▸ Work to be completed
Present the lines below again, exactly as they stand.

◇ ◇ ◇ ◇ ◇ ◇ ◇

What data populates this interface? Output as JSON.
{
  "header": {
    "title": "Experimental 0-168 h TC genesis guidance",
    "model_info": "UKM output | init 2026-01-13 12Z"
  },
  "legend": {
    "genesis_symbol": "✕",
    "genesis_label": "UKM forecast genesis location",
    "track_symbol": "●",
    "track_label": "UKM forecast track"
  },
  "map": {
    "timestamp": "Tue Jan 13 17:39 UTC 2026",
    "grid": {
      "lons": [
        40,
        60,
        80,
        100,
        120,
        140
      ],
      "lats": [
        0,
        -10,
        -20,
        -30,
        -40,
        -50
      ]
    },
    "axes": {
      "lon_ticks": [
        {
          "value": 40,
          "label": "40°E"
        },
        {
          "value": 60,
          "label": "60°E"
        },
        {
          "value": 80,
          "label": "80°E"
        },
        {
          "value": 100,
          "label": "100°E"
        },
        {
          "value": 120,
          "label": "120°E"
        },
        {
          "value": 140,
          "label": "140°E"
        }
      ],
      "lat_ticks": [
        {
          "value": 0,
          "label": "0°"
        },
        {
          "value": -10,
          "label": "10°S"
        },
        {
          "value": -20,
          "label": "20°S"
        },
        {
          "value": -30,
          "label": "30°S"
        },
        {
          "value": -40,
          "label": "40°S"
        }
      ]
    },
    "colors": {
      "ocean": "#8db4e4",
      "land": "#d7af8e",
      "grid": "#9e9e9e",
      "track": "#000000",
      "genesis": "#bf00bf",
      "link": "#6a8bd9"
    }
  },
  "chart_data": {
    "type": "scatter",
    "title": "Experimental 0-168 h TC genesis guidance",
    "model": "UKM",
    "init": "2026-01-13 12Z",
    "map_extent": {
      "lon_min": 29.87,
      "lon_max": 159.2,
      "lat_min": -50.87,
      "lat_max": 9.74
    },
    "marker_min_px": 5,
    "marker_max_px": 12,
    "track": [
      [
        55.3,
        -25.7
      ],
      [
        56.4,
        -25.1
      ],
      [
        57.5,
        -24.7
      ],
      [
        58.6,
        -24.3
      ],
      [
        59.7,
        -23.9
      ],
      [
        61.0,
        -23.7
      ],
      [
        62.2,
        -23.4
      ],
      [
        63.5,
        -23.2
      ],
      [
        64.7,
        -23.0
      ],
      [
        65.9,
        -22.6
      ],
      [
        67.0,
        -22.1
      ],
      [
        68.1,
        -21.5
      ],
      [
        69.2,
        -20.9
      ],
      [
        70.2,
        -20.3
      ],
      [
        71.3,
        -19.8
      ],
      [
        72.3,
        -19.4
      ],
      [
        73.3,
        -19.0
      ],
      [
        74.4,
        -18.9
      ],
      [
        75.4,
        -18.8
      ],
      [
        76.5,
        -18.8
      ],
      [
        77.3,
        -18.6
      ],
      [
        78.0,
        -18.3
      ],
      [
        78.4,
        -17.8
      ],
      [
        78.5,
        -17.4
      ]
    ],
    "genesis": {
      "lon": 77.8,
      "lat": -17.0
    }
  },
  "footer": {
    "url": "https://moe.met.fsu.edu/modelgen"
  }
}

◇ ◇ ◇ ◇ ◇ ◇ ◇

▸ Response to this exercise
What data populates this interface? Output as JSON.
{
  "header": {
    "title": "Experimental 0-168 h TC genesis guidance",
    "model_info": "UKM output | init 2026-01-13 12Z"
  },
  "legend": {
    "genesis_symbol": "✕",
    "genesis_label": "UKM forecast genesis location",
    "track_symbol": "●",
    "track_label": "UKM forecast track"
  },
  "map": {
    "timestamp": "Tue Jan 13 17:39 UTC 2026",
    "grid": {
      "lons": [
        40,
        60,
        80,
        100,
        120,
        140
      ],
      "lats": [
        0,
        -10,
        -20,
        -30,
        -40,
        -50
      ]
    },
    "axes": {
      "lon_ticks": [
        {
          "value": 40,
          "label": "40°E"
        },
        {
          "value": 60,
          "label": "60°E"
        },
        {
          "value": 80,
          "label": "80°E"
        },
        {
          "value": 100,
          "label": "100°E"
        },
        {
          "value": 120,
          "label": "120°E"
        },
        {
          "value": 140,
          "label": "140°E"
        }
      ],
      "lat_ticks": [
        {
          "value": 0,
          "label": "0°"
        },
        {
          "value": -10,
          "label": "10°S"
        },
        {
          "value": -20,
          "label": "20°S"
        },
        {
          "value": -30,
          "label": "30°S"
        },
        {
          "value": -40,
          "label": "40°S"
        }
      ]
    },
    "colors": {
      "ocean": "#8db4e4",
      "land": "#d7af8e",
      "grid": "#9e9e9e",
      "track": "#000000",
      "genesis": "#bf00bf",
      "link": "#6a8bd9"
    }
  },
  "chart_data": {
    "type": "scatter",
    "title": "Experimental 0-168 h TC genesis guidance",
    "model": "UKM",
    "init": "2026-01-13 12Z",
    "map_extent": {
      "lon_min": 29.87,
      "lon_max": 159.2,
      "lat_min": -50.87,
      "lat_max": 9.74
    },
    "marker_min_px": 5,
    "marker_max_px": 12,
    "track": [
      [
        55.3,
        -25.7
      ],
      [
        56.4,
        -25.1
      ],
      [
        57.5,
        -24.7
      ],
      [
        58.6,
        -24.3
      ],
      [
        59.7,
        -23.9
      ],
      [
        61.0,
        -23.7
      ],
      [
        62.2,
        -23.4
      ],
      [
        63.5,
        -23.2
      ],
      [
        64.7,
        -23.0
      ],
      [
        65.9,
        -22.6
      ],
      [
        67.0,
        -22.1
      ],
      [
        68.1,
        -21.5
      ],
      [
        69.2,
        -20.9
      ],
      [
        70.2,
        -20.3
      ],
      [
        71.3,
        -19.8
      ],
      [
        72.3,
        -19.4
      ],
      [
        73.3,
        -19.0
      ],
      [
        74.4,
        -18.9
      ],
      [
        75.4,
        -18.8
      ],
      [
        76.5,
        -18.8
      ],
      [
        77.3,
        -18.6
      ],
      [
        78.0,
        -18.3
      ],
      [
        78.4,
        -17.8
      ],
      [
        78.5,
        -17.4
      ]
    ],
    "genesis": {
      "lon": 77.8,
      "lat": -17.0
    }
  },
  "footer": {
    "url": "https://moe.met.fsu.edu/modelgen"
  }
}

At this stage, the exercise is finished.